Saved entries

--------------------------------

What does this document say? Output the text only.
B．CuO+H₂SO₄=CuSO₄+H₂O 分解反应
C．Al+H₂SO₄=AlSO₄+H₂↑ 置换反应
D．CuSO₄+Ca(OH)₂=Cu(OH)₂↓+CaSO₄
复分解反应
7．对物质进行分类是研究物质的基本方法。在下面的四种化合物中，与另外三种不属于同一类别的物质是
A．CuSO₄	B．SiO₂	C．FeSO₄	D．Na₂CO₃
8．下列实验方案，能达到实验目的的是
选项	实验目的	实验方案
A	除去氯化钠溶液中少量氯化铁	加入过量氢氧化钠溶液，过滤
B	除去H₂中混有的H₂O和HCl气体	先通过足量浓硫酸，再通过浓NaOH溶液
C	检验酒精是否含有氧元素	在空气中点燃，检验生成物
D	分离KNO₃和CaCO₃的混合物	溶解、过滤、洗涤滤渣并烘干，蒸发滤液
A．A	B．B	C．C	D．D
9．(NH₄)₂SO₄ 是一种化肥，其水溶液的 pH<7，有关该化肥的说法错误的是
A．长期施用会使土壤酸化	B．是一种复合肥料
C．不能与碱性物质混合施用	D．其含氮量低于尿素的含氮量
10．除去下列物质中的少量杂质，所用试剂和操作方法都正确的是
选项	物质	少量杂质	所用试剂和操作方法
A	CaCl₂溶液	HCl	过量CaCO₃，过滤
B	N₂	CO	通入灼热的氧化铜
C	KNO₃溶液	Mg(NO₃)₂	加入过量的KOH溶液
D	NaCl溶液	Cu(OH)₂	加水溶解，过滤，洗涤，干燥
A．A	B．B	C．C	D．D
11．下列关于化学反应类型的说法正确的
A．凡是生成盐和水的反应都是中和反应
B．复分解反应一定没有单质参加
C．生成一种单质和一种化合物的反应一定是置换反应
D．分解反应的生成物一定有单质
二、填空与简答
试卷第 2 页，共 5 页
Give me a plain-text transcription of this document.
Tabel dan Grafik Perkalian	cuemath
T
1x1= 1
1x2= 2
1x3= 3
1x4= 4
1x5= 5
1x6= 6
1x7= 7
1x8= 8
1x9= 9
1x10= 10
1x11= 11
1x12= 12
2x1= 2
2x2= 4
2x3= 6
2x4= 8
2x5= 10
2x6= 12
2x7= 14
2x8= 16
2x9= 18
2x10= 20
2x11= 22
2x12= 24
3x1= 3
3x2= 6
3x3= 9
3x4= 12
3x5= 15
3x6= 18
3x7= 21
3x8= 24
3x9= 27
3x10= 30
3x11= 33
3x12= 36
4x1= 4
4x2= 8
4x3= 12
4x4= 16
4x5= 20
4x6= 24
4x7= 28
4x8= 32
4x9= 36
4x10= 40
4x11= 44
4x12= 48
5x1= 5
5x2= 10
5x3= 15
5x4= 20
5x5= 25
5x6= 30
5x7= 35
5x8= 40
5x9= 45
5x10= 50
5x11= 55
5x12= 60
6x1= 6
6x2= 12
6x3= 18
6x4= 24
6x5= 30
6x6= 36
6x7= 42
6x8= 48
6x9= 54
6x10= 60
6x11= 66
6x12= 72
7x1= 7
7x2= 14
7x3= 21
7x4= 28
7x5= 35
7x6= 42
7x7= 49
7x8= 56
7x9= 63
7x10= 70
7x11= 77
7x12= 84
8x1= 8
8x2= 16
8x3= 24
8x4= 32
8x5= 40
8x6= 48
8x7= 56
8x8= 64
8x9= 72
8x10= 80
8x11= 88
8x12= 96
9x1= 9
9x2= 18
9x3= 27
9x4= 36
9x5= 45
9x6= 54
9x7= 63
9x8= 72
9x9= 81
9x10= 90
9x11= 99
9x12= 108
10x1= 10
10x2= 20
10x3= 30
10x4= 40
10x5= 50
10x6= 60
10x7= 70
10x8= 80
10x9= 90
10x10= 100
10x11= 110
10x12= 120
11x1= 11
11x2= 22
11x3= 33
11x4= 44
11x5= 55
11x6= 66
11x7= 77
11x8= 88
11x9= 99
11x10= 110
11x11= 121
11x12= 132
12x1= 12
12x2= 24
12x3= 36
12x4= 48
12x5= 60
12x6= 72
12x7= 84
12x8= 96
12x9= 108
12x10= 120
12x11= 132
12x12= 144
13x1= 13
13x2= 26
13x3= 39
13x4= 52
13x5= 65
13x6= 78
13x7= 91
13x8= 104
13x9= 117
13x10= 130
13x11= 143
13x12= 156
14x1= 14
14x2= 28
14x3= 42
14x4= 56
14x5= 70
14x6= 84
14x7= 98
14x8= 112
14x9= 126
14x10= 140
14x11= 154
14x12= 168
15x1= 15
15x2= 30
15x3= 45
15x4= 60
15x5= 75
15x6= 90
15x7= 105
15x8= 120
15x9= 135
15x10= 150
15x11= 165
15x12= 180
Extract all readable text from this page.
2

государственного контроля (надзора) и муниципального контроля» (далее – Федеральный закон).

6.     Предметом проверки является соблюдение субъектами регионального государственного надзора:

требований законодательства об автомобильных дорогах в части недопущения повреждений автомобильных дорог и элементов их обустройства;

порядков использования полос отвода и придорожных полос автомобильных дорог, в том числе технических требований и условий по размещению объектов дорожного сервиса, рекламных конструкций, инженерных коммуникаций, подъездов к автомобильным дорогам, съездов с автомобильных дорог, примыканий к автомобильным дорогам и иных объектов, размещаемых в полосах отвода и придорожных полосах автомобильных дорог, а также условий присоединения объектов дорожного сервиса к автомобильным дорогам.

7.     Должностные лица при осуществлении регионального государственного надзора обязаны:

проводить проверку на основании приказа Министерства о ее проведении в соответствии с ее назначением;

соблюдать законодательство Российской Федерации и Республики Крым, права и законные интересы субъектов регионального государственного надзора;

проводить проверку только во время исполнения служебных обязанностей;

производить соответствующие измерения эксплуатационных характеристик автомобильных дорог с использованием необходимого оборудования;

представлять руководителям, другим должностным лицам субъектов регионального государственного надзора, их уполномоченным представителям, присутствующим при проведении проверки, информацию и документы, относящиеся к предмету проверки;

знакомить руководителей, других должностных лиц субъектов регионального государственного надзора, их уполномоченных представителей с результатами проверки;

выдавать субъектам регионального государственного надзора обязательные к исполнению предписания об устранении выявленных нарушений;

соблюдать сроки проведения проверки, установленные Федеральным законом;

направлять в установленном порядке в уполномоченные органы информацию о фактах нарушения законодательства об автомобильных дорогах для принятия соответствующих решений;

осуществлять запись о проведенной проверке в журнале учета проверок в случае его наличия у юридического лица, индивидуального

--------------------------------

● **PROMPT**
Retype all of the material above with every character intact.

● **FINISHED ANSWER**
What does this document say? Output the text only.
B．CuO+H₂SO₄=CuSO₄+H₂O 分解反应
C．Al+H₂SO₄=AlSO₄+H₂↑ 置换反应
D．CuSO₄+Ca(OH)₂=Cu(OH)₂↓+CaSO₄
复分解反应
7．对物质进行分类是研究物质的基本方法。在下面的四种化合物中，与另外三种不属于同一类别的物质是
A．CuSO₄	B．SiO₂	C．FeSO₄	D．Na₂CO₃
8．下列实验方案，能达到实验目的的是
选项	实验目的	实验方案
A	除去氯化钠溶液中少量氯化铁	加入过量氢氧化钠溶液，过滤
B	除去H₂中混有的H₂O和HCl气体	先通过足量浓硫酸，再通过浓NaOH溶液
C	检验酒精是否含有氧元素	在空气中点燃，检验生成物
D	分离KNO₃和CaCO₃的混合物	溶解、过滤、洗涤滤渣并烘干，蒸发滤液
A．A	B．B	C．C	D．D
9．(NH₄)₂SO₄ 是一种化肥，其水溶液的 pH<7，有关该化肥的说法错误的是
A．长期施用会使土壤酸化	B．是一种复合肥料
C．不能与碱性物质混合施用	D．其含氮量低于尿素的含氮量
10．除去下列物质中的少量杂质，所用试剂和操作方法都正确的是
选项	物质	少量杂质	所用试剂和操作方法
A	CaCl₂溶液	HCl	过量CaCO₃，过滤
B	N₂	CO	通入灼热的氧化铜
C	KNO₃溶液	Mg(NO₃)₂	加入过量的KOH溶液
D	NaCl溶液	Cu(OH)₂	加水溶解，过滤，洗涤，干燥
A．A	B．B	C．C	D．D
11．下列关于化学反应类型的说法正确的
A．凡是生成盐和水的反应都是中和反应
B．复分解反应一定没有单质参加
C．生成一种单质和一种化合物的反应一定是置换反应
D．分解反应的生成物一定有单质
二、填空与简答
试卷第 2 页，共 5 页
Give me a plain-text transcription of this document.
Tabel dan Grafik Perkalian	cuemath
T
1x1= 1
1x2= 2
1x3= 3
1x4= 4
1x5= 5
1x6= 6
1x7= 7
1x8= 8
1x9= 9
1x10= 10
1x11= 11
1x12= 12
2x1= 2
2x2= 4
2x3= 6
2x4= 8
2x5= 10
2x6= 12
2x7= 14
2x8= 16
2x9= 18
2x10= 20
2x11= 22
2x12= 24
3x1= 3
3x2= 6
3x3= 9
3x4= 12
3x5= 15
3x6= 18
3x7= 21
3x8= 24
3x9= 27
3x10= 30
3x11= 33
3x12= 36
4x1= 4
4x2= 8
4x3= 12
4x4= 16
4x5= 20
4x6= 24
4x7= 28
4x8= 32
4x9= 36
4x10= 40
4x11= 44
4x12= 48
5x1= 5
5x2= 10
5x3= 15
5x4= 20
5x5= 25
5x6= 30
5x7= 35
5x8= 40
5x9= 45
5x10= 50
5x11= 55
5x12= 60
6x1= 6
6x2= 12
6x3= 18
6x4= 24
6x5= 30
6x6= 36
6x7= 42
6x8= 48
6x9= 54
6x10= 60
6x11= 66
6x12= 72
7x1= 7
7x2= 14
7x3= 21
7x4= 28
7x5= 35
7x6= 42
7x7= 49
7x8= 56
7x9= 63
7x10= 70
7x11= 77
7x12= 84
8x1= 8
8x2= 16
8x3= 24
8x4= 32
8x5= 40
8x6= 48
8x7= 56
8x8= 64
8x9= 72
8x10= 80
8x11= 88
8x12= 96
9x1= 9
9x2= 18
9x3= 27
9x4= 36
9x5= 45
9x6= 54
9x7= 63
9x8= 72
9x9= 81
9x10= 90
9x11= 99
9x12= 108
10x1= 10
10x2= 20
10x3= 30
10x4= 40
10x5= 50
10x6= 60
10x7= 70
10x8= 80
10x9= 90
10x10= 100
10x11= 110
10x12= 120
11x1= 11
11x2= 22
11x3= 33
11x4= 44
11x5= 55
11x6= 66
11x7= 77
11x8= 88
11x9= 99
11x10= 110
11x11= 121
11x12= 132
12x1= 12
12x2= 24
12x3= 36
12x4= 48
12x5= 60
12x6= 72
12x7= 84
12x8= 96
12x9= 108
12x10= 120
12x11= 132
12x12= 144
13x1= 13
13x2= 26
13x3= 39
13x4= 52
13x5= 65
13x6= 78
13x7= 91
13x8= 104
13x9= 117
13x10= 130
13x11= 143
13x12= 156
14x1= 14
14x2= 28
14x3= 42
14x4= 56
14x5= 70
14x6= 84
14x7= 98
14x8= 112
14x9= 126
14x10= 140
14x11= 154
14x12= 168
15x1= 15
15x2= 30
15x3= 45
15x4= 60
15x5= 75
15x6= 90
15x7= 105
15x8= 120
15x9= 135
15x10= 150
15x11= 165
15x12= 180
Extract all readable text from this page.
2

государственного контроля (надзора) и муниципального контроля» (далее – Федеральный закон).

6.     Предметом проверки является соблюдение субъектами регионального государственного надзора:

требований законодательства об автомобильных дорогах в части недопущения повреждений автомобильных дорог и элементов их обустройства;

порядков использования полос отвода и придорожных полос автомобильных дорог, в том числе технических требований и условий по размещению объектов дорожного сервиса, рекламных конструкций, инженерных коммуникаций, подъездов к автомобильным дорогам, съездов с автомобильных дорог, примыканий к автомобильным дорогам и иных объектов, размещаемых в полосах отвода и придорожных полосах автомобильных дорог, а также условий присоединения объектов дорожного сервиса к автомобильным дорогам.

7.     Должностные лица при осуществлении регионального государственного надзора обязаны:

проводить проверку на основании приказа Министерства о ее проведении в соответствии с ее назначением;

соблюдать законодательство Российской Федерации и Республики Крым, права и законные интересы субъектов регионального государственного надзора;

проводить проверку только во время исполнения служебных обязанностей;

производить соответствующие измерения эксплуатационных характеристик автомобильных дорог с использованием необходимого оборудования;

представлять руководителям, другим должностным лицам субъектов регионального государственного надзора, их уполномоченным представителям, присутствующим при проведении проверки, информацию и документы, относящиеся к предмету проверки;

знакомить руководителей, других должностных лиц субъектов регионального государственного надзора, их уполномоченных представителей с результатами проверки;

выдавать субъектам регионального государственного надзора обязательные к исполнению предписания об устранении выявленных нарушений;

соблюдать сроки проведения проверки, установленные Федеральным законом;

направлять в установленном порядке в уполномоченные органы информацию о фактах нарушения законодательства об автомобильных дорогах для принятия соответствующих решений;

осуществлять запись о проведенной проверке в журнале учета проверок в случае его наличия у юридического лица, индивидуального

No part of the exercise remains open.